- [Data]
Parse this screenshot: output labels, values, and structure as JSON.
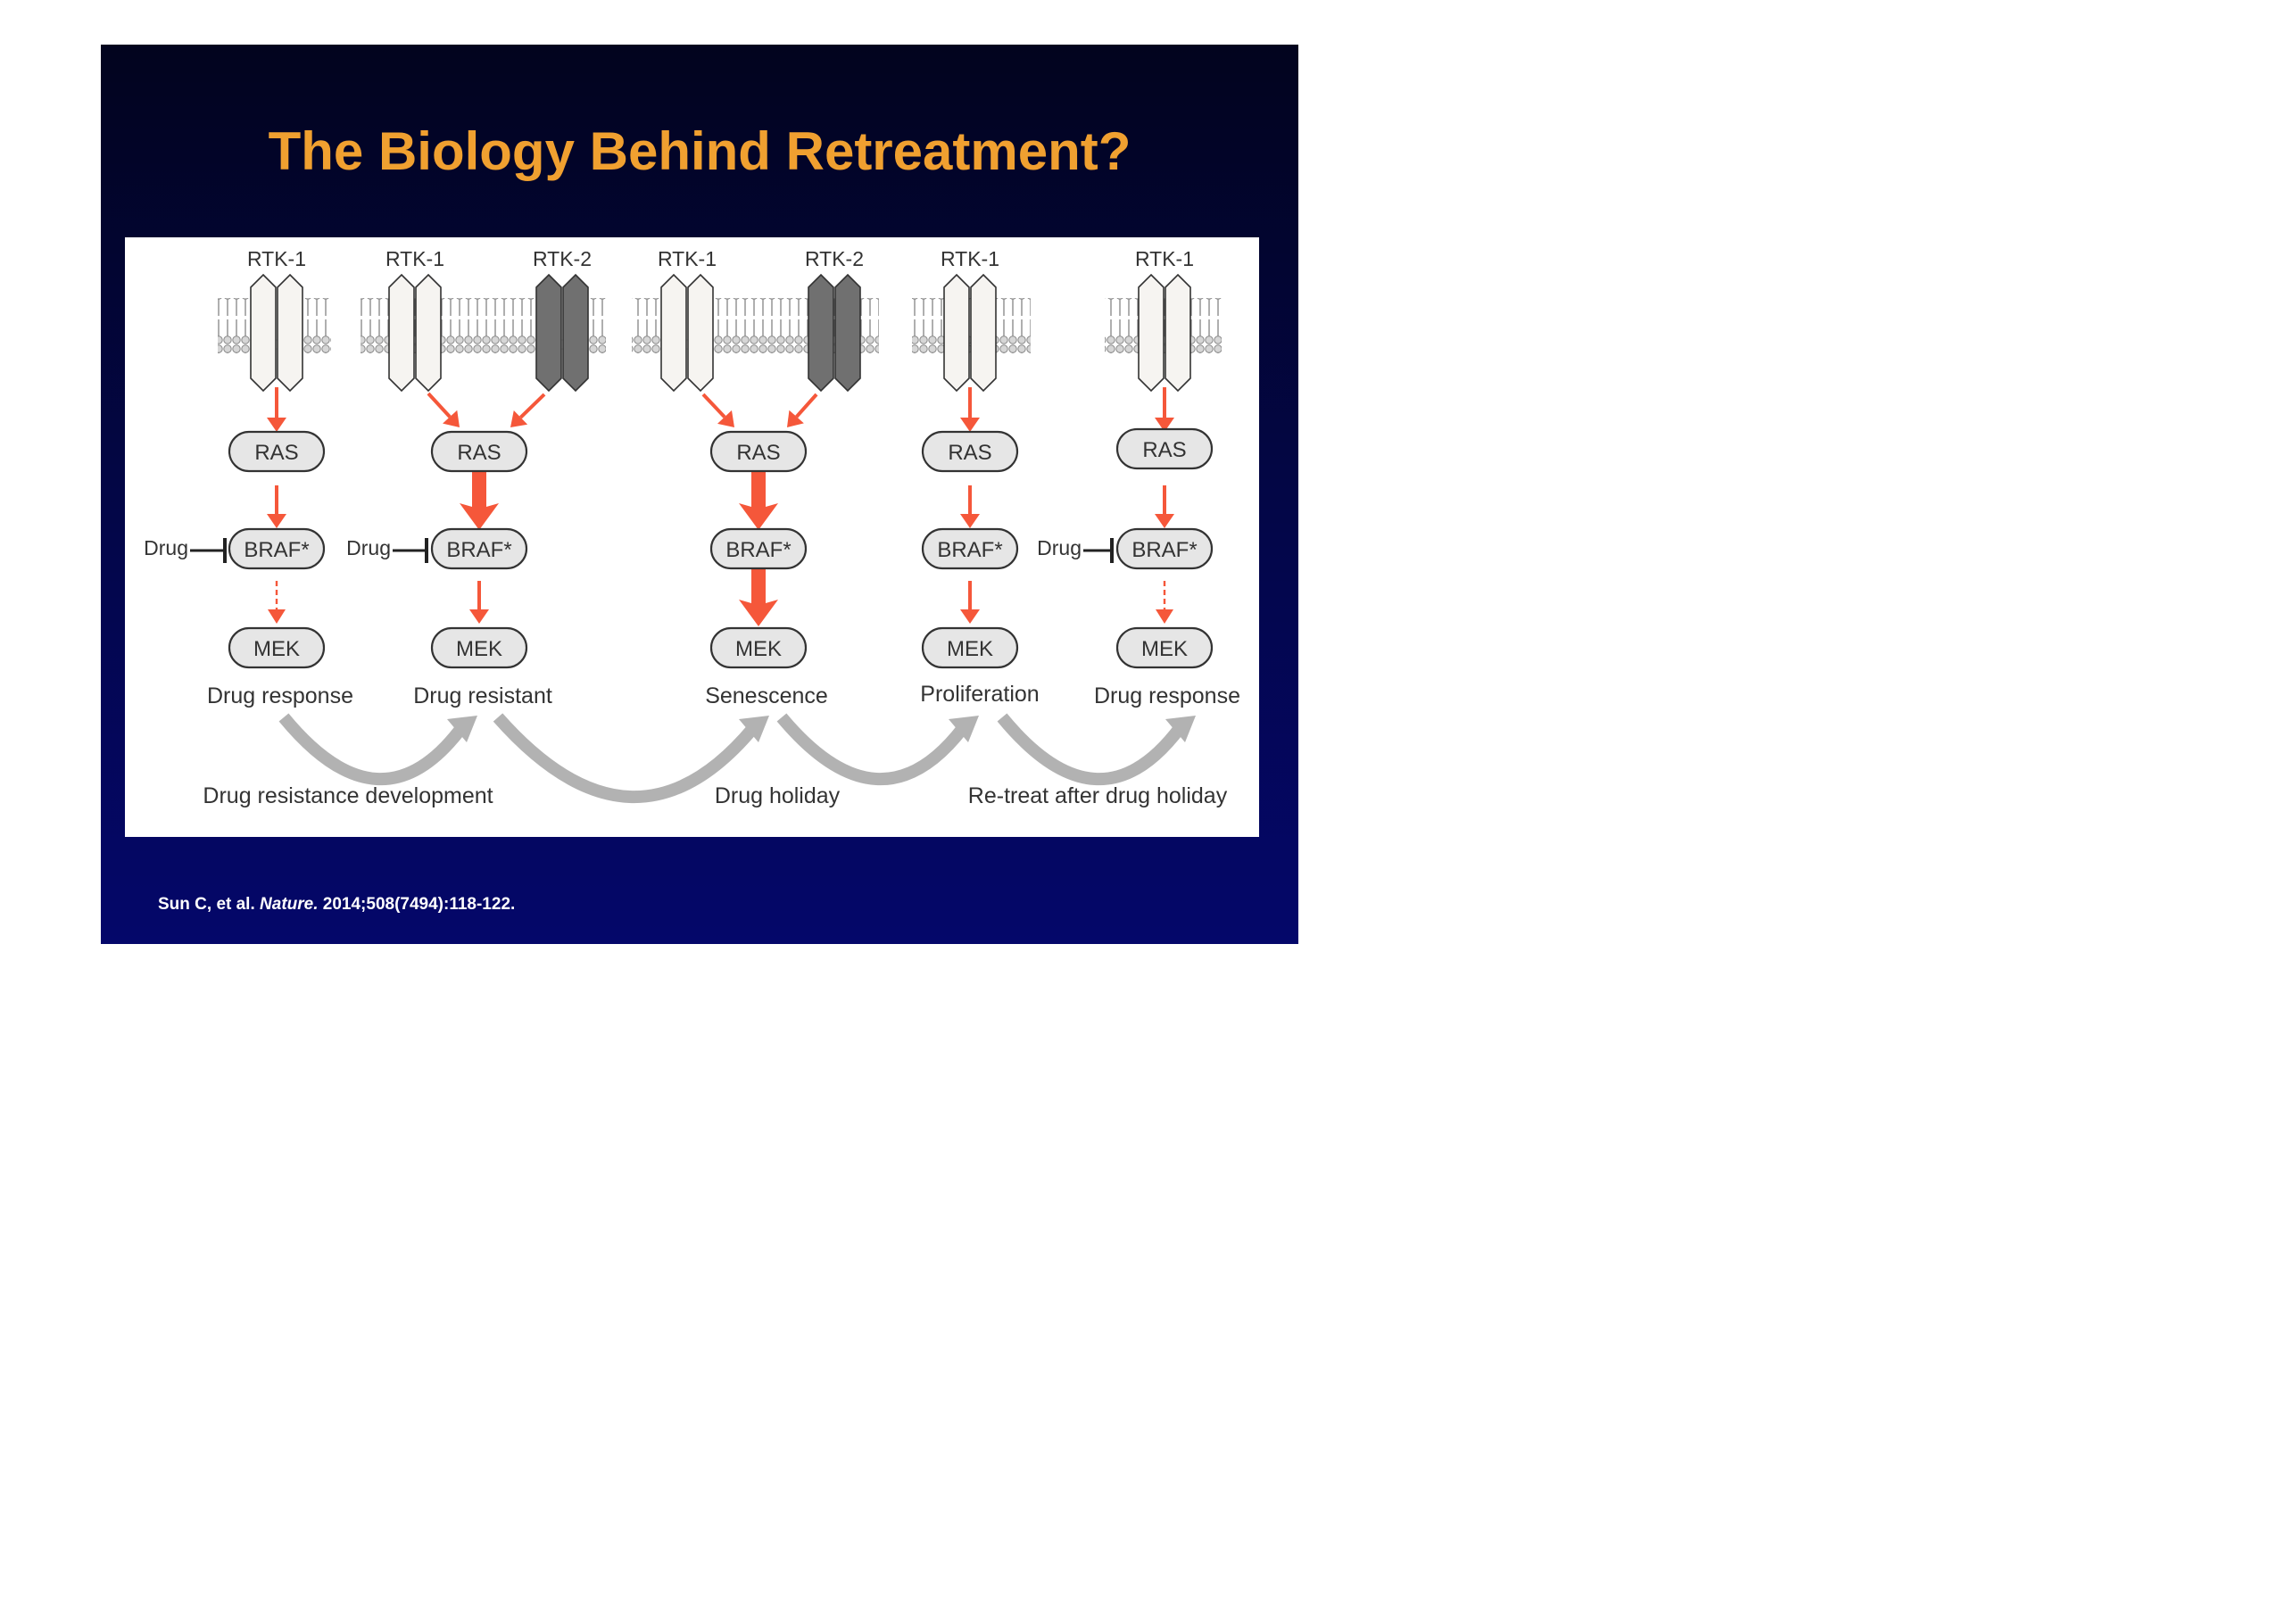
{
  "slide": {
    "title": "The Biology Behind Retreatment?",
    "citation": {
      "authors": "Sun C, et al.",
      "journal": "Nature.",
      "details": "2014;508(7494):118-122."
    }
  },
  "diagram": {
    "receptor_labels": [
      "RTK-1",
      "RTK-1",
      "RTK-2",
      "RTK-1",
      "RTK-2",
      "RTK-1",
      "RTK-1"
    ],
    "ras_label": "RAS",
    "braf_label": "BRAF*",
    "mek_label": "MEK",
    "drug_label": "Drug",
    "states": [
      "Drug response",
      "Drug resistant",
      "Senescence",
      "Proliferation",
      "Drug response"
    ],
    "transitions": [
      "Drug resistance development",
      "Drug holiday",
      "Re-treat after drug holiday"
    ],
    "colors": {
      "arrow": "#f5573a",
      "node_fill": "#e6e6e6",
      "rtk1_fill": "#f6f4f1",
      "rtk2_fill": "#707070",
      "inactive_text": "#aaaaaa",
      "transition_arrow": "#b2b2b2"
    }
  }
}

- [Objective] Quote each line of the listing exactly, but leave the pictures out.

- [Solution to the exercise]
Parse this screenshot: output labels, values, and structure as JSON.
{
  "slide": {
    "title": "The Biology Behind Retreatment?",
    "citation": {
      "authors": "Sun C, et al.",
      "journal": "Nature.",
      "details": "2014;508(7494):118-122."
    }
  },
  "diagram": {
    "receptor_labels": [
      "RTK-1",
      "RTK-1",
      "RTK-2",
      "RTK-1",
      "RTK-2",
      "RTK-1",
      "RTK-1"
    ],
    "ras_label": "RAS",
    "braf_label": "BRAF*",
    "mek_label": "MEK",
    "drug_label": "Drug",
    "states": [
      "Drug response",
      "Drug resistant",
      "Senescence",
      "Proliferation",
      "Drug response"
    ],
    "transitions": [
      "Drug resistance development",
      "Drug holiday",
      "Re-treat after drug holiday"
    ],
    "colors": {
      "arrow": "#f5573a",
      "node_fill": "#e6e6e6",
      "rtk1_fill": "#f6f4f1",
      "rtk2_fill": "#707070",
      "inactive_text": "#aaaaaa",
      "transition_arrow": "#b2b2b2"
    }
  }
}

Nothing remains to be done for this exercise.